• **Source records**

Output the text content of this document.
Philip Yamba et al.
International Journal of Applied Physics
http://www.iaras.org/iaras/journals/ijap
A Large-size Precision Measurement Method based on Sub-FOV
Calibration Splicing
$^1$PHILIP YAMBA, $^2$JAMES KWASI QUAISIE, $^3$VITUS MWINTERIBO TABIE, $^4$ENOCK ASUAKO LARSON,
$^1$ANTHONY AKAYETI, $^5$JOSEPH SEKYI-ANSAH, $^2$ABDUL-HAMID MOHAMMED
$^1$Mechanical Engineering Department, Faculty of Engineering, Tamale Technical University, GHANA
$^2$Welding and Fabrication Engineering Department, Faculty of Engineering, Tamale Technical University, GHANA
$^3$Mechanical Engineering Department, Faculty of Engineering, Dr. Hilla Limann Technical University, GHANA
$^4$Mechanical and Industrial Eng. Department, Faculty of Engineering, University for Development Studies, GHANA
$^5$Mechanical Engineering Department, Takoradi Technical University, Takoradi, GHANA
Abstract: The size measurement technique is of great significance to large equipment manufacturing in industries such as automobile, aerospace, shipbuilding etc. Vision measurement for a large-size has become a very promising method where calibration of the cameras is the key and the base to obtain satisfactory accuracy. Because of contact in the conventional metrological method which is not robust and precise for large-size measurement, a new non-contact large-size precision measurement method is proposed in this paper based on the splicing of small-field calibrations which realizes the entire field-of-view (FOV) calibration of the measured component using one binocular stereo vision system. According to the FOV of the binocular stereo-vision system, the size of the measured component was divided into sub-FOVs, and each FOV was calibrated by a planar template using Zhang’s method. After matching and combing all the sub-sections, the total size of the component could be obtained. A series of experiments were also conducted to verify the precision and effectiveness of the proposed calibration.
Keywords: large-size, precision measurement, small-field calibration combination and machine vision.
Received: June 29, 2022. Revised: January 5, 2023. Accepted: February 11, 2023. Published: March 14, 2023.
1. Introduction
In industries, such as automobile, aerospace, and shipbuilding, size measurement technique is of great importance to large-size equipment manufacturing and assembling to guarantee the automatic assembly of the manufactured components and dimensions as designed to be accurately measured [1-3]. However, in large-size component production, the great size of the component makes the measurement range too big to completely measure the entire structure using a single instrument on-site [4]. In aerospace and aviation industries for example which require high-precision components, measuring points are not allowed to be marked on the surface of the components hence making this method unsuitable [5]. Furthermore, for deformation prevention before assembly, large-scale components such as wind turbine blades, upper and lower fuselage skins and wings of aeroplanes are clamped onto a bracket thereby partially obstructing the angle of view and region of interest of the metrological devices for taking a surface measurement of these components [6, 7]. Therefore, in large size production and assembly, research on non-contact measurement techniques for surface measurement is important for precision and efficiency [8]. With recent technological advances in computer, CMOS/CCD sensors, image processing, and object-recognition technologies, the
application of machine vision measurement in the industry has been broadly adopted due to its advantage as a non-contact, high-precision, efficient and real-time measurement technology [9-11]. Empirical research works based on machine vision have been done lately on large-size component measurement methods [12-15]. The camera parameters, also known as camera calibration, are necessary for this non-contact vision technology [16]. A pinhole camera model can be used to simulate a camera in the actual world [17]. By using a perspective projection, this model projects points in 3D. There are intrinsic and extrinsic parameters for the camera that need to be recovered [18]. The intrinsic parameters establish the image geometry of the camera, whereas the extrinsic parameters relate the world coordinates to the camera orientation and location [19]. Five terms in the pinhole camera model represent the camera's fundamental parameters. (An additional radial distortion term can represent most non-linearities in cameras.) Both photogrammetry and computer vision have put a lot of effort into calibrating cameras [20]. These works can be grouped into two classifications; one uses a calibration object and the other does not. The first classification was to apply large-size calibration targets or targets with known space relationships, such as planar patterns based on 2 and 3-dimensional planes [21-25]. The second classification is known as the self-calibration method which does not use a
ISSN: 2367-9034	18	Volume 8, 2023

• **Short exercise**
Which lines include the word "Technical"? List them all.

• **Answer to this task**
$^1$Mechanical Engineering Department, Faculty of Engineering, Tamale Technical University, GHANA
$^2$Welding and Fabrication Engineering Department, Faculty of Engineering, Tamale Technical University, GHANA
$^3$Mechanical Engineering Department, Faculty of Engineering, Dr. Hilla Limann Technical University, GHANA
$^5$Mechanical Engineering Department, Takoradi Technical University, Takoradi, GHANA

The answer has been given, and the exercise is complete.